[begin DATA RECORDS]

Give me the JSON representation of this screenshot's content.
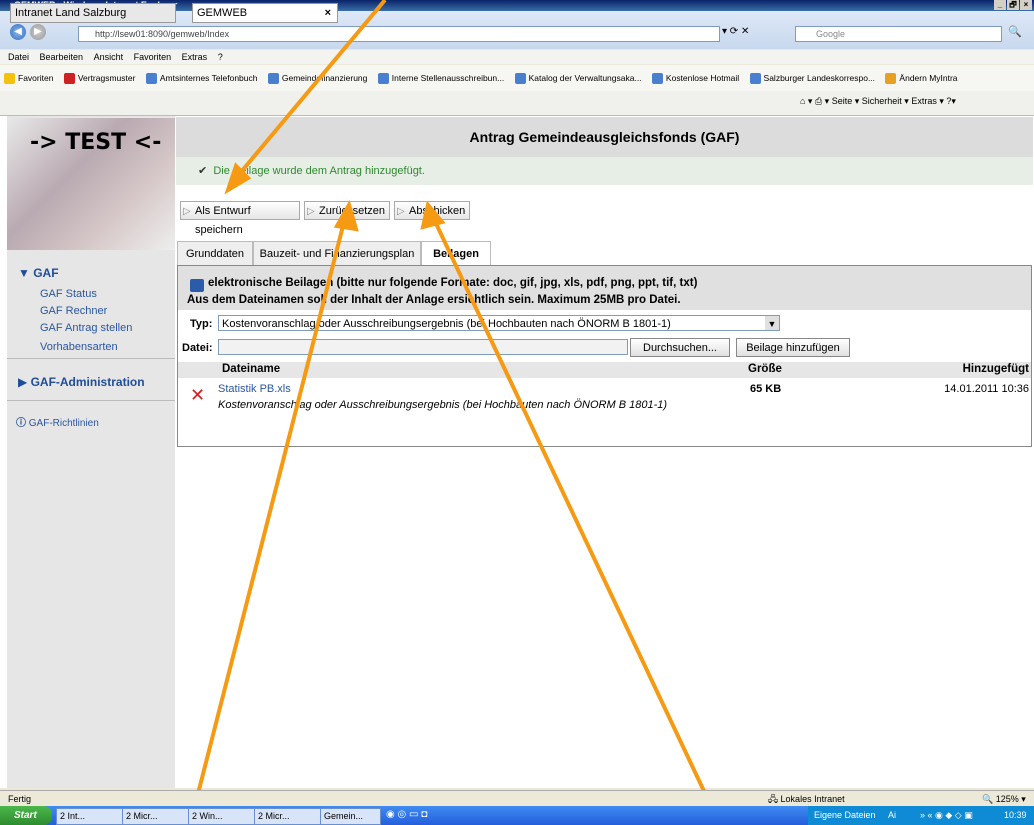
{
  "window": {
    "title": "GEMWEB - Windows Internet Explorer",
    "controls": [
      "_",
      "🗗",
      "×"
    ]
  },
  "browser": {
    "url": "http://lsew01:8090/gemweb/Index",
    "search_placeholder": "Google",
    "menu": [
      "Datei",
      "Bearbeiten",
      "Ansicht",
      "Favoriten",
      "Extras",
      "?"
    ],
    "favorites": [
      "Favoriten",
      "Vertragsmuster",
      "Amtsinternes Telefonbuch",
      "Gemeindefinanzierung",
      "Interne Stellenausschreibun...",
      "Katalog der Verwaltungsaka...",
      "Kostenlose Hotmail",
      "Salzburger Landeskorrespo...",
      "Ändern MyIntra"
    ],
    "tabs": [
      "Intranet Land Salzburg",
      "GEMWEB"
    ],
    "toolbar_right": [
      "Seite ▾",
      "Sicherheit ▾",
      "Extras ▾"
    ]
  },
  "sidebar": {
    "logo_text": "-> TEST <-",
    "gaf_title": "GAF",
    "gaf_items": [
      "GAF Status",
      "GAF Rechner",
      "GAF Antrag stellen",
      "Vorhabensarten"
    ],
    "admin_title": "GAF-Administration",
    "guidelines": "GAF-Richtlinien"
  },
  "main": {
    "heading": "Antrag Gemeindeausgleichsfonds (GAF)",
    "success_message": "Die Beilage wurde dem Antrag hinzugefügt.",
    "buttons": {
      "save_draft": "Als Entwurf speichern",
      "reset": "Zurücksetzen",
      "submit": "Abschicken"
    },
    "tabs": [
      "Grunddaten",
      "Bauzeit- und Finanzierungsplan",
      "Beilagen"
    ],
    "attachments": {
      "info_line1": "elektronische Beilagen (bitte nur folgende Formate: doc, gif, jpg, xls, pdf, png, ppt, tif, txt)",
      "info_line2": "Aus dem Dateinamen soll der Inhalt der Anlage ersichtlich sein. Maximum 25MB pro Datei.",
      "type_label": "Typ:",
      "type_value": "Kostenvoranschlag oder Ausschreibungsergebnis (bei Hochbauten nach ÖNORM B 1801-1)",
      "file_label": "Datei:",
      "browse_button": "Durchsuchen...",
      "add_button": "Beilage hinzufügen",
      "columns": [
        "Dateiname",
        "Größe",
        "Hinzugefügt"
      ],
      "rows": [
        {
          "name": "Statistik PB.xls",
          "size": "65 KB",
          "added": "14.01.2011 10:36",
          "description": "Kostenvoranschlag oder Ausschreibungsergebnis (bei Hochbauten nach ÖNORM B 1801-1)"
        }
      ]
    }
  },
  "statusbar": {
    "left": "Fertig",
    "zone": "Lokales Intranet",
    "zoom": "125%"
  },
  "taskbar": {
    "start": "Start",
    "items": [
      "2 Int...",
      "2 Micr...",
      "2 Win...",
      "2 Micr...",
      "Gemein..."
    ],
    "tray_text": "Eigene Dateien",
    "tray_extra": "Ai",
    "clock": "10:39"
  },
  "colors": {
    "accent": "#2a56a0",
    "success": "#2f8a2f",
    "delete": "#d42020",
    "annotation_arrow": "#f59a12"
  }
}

[end DATA RECORDS]
[begin DATA RECORDS]

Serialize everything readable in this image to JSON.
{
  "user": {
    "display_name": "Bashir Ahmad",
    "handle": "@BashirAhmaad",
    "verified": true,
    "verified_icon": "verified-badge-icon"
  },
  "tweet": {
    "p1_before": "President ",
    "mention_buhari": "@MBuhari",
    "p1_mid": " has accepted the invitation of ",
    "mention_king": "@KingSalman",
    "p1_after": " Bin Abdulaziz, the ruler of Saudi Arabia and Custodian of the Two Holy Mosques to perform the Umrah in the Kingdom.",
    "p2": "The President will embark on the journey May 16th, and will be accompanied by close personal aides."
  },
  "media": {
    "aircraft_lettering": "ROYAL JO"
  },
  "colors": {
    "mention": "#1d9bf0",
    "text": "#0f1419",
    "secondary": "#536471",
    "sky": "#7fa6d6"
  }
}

[end DATA RECORDS]

STATED PROBLEM: Within the data above, count the lines that contain the string "this"; the reply is the number alone.

RESULT: 2